### Written problem:
Copy the lines holding the word "named", all of them.

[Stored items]

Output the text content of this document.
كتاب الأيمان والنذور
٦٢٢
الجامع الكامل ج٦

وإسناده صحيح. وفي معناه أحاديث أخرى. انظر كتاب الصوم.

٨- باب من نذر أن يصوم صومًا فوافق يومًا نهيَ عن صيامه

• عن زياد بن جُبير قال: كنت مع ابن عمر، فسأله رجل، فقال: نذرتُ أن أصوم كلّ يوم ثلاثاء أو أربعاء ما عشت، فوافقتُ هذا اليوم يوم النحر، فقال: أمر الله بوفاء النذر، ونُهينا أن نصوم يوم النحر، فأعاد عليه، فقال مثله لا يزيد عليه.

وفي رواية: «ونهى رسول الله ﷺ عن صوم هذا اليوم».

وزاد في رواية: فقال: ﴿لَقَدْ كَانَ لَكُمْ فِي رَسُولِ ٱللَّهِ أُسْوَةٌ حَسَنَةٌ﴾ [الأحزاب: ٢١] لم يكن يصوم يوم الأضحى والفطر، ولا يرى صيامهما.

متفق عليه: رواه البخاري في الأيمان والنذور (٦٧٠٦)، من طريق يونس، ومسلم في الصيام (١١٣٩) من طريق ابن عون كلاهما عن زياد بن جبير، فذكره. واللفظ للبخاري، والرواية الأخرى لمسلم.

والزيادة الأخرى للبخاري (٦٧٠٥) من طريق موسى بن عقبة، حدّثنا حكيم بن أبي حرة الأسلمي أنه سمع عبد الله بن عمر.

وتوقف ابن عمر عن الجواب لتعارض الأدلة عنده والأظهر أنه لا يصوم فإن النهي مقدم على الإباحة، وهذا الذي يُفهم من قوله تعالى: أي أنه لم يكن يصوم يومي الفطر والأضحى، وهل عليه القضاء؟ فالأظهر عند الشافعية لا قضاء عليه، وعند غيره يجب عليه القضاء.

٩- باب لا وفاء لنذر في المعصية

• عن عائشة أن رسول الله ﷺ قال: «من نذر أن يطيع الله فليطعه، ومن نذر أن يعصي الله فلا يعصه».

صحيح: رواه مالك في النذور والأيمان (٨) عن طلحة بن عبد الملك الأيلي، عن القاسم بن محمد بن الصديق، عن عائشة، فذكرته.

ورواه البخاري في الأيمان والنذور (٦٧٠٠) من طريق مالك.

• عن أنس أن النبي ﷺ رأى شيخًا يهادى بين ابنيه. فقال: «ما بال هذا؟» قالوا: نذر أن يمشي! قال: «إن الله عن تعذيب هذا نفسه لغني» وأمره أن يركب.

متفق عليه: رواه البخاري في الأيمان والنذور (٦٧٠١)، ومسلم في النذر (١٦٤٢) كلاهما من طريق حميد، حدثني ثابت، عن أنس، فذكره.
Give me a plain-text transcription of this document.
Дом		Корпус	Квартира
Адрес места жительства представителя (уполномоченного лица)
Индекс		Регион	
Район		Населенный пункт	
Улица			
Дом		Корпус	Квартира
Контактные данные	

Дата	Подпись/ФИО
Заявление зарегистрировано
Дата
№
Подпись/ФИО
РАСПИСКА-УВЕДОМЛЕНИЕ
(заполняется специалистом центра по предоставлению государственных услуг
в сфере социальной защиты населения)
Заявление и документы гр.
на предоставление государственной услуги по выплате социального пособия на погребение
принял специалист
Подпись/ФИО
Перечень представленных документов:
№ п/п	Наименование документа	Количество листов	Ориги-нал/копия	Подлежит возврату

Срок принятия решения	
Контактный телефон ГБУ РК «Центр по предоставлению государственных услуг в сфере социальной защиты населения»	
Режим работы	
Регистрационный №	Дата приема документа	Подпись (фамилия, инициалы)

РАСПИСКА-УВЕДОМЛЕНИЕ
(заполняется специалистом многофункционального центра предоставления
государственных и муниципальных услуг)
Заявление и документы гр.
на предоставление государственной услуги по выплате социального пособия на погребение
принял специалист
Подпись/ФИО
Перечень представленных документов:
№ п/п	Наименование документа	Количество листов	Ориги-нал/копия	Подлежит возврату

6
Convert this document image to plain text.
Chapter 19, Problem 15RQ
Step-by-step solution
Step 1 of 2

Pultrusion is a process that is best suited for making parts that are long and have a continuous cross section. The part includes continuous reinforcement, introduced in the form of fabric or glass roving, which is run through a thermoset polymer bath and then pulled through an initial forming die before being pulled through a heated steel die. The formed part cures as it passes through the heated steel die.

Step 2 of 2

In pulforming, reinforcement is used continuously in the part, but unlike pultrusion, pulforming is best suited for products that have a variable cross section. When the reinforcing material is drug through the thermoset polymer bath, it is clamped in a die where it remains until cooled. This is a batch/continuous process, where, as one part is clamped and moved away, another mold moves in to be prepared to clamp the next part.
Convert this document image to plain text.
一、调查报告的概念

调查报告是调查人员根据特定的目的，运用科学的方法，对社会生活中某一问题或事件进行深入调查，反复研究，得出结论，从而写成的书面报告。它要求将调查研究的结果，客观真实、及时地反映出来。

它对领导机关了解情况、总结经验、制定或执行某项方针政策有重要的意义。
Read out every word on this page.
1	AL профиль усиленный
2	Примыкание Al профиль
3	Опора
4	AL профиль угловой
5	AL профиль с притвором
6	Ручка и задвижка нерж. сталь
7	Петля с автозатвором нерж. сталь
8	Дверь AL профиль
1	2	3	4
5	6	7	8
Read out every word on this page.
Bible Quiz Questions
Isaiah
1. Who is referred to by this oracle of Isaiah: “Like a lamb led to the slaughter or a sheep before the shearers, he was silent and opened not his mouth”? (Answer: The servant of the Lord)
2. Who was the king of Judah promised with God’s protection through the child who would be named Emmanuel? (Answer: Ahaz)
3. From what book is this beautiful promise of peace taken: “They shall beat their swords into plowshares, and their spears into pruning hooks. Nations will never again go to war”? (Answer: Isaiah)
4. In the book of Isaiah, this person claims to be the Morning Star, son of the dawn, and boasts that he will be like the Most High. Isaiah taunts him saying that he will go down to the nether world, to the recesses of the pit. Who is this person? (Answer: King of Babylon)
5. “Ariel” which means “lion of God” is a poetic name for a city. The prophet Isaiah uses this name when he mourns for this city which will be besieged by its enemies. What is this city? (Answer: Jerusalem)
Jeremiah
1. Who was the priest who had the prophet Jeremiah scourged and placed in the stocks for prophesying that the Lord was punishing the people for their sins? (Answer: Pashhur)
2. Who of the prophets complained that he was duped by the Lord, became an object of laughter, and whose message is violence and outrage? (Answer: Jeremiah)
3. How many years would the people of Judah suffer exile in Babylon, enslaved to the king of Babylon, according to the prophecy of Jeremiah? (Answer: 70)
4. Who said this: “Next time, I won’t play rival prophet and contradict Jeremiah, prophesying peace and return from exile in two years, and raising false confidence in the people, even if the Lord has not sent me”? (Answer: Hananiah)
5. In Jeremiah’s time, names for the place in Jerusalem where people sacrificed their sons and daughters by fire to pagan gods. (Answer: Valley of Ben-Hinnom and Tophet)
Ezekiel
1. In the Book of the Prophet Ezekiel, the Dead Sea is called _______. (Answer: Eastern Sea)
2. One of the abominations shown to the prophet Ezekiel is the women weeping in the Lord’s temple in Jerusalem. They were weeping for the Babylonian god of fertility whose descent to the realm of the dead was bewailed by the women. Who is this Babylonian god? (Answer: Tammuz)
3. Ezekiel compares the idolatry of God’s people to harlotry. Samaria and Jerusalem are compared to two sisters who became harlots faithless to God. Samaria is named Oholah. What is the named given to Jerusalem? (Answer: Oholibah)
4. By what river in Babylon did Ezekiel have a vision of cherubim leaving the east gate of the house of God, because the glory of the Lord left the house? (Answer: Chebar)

### Solution to this exercise:
2. Who was the king of Judah promised with God’s protection through the child who would be named Emmanuel? (Answer: Ahaz)
3. Ezekiel compares the idolatry of God’s people to harlotry. Samaria and Jerusalem are compared to two sisters who became harlots faithless to God. Samaria is named Oholah. What is the named given to Jerusalem? (Answer: Oholibah)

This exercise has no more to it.